The request: In the records that follow, locate every line with "same" and extract it.

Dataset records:
--- Begin ---

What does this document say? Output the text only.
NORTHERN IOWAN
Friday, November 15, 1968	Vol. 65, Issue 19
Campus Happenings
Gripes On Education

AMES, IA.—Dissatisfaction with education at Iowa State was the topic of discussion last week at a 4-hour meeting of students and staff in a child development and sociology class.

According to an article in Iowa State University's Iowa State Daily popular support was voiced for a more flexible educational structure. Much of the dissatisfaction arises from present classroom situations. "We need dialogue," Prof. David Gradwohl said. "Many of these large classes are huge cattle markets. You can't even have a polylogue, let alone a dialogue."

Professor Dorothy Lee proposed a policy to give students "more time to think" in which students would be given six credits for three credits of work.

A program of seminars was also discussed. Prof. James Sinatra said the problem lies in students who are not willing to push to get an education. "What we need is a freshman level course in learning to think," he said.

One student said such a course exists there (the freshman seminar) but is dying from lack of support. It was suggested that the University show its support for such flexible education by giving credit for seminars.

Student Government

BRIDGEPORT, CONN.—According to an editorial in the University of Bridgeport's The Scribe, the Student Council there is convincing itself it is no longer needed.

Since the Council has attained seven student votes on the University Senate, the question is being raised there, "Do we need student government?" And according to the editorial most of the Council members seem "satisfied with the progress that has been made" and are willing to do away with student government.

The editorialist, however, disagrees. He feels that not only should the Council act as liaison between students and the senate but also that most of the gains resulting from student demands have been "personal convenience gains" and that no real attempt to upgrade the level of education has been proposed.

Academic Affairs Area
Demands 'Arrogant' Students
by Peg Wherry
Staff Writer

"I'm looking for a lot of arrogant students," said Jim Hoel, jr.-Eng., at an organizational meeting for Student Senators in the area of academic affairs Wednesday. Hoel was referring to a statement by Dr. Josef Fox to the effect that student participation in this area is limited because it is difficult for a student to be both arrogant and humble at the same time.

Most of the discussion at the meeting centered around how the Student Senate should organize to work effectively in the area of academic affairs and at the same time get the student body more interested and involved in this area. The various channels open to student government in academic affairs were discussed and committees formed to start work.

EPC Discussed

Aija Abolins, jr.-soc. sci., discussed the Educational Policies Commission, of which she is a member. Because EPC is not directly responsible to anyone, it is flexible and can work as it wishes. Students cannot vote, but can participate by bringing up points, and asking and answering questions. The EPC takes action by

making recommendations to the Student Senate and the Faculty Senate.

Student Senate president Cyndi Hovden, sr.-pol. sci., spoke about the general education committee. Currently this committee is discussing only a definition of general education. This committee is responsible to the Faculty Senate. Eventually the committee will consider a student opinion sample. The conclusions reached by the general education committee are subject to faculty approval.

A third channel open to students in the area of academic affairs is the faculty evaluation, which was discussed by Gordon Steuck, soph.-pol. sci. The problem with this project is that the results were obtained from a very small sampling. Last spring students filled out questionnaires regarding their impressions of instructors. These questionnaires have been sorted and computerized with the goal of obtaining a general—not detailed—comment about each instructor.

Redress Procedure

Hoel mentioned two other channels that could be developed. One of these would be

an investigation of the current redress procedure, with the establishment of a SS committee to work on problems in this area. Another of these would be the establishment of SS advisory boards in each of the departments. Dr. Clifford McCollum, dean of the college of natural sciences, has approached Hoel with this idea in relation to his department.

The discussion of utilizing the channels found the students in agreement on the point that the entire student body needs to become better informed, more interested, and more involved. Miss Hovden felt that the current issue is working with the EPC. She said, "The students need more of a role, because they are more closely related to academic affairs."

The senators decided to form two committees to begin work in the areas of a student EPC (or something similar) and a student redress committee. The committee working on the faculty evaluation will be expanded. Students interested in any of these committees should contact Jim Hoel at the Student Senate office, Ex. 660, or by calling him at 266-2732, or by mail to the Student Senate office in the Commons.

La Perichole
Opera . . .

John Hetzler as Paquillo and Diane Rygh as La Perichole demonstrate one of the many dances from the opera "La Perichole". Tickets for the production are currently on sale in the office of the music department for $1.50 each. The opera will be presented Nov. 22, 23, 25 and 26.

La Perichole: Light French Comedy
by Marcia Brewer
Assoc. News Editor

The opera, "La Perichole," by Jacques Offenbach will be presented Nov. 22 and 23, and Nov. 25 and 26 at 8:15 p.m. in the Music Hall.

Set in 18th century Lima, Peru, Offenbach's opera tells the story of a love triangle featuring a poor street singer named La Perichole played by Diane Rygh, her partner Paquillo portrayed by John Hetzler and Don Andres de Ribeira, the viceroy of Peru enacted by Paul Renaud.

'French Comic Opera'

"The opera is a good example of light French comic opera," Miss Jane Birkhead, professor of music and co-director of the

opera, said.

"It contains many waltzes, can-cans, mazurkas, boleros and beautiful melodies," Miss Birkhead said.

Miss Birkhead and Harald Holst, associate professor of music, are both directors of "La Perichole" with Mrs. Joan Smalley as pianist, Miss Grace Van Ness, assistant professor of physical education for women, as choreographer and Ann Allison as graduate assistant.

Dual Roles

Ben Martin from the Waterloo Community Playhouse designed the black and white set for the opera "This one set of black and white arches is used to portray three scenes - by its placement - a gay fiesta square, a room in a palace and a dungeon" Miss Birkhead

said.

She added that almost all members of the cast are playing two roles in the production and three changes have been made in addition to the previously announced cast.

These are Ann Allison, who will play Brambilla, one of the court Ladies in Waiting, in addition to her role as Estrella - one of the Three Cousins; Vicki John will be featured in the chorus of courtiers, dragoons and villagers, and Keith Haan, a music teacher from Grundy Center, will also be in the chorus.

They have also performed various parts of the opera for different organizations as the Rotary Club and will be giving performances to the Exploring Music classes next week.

--- End ---

Solution for this task:
"I'm looking for a lot of arrogant students," said Jim Hoel, jr.-Eng., at an organizational meeting for Student Senators in the area of academic affairs Wednesday. Hoel was referring to a statement by Dr. Josef Fox to the effect that student participation in this area is limited because it is difficult for a student to be both arrogant and humble at the same time.
Most of the discussion at the meeting centered around how the Student Senate should organize to work effectively in the area of academic affairs and at the same time get the student body more interested and involved in this area. The various channels open to student government in academic affairs were discussed and committees formed to start work.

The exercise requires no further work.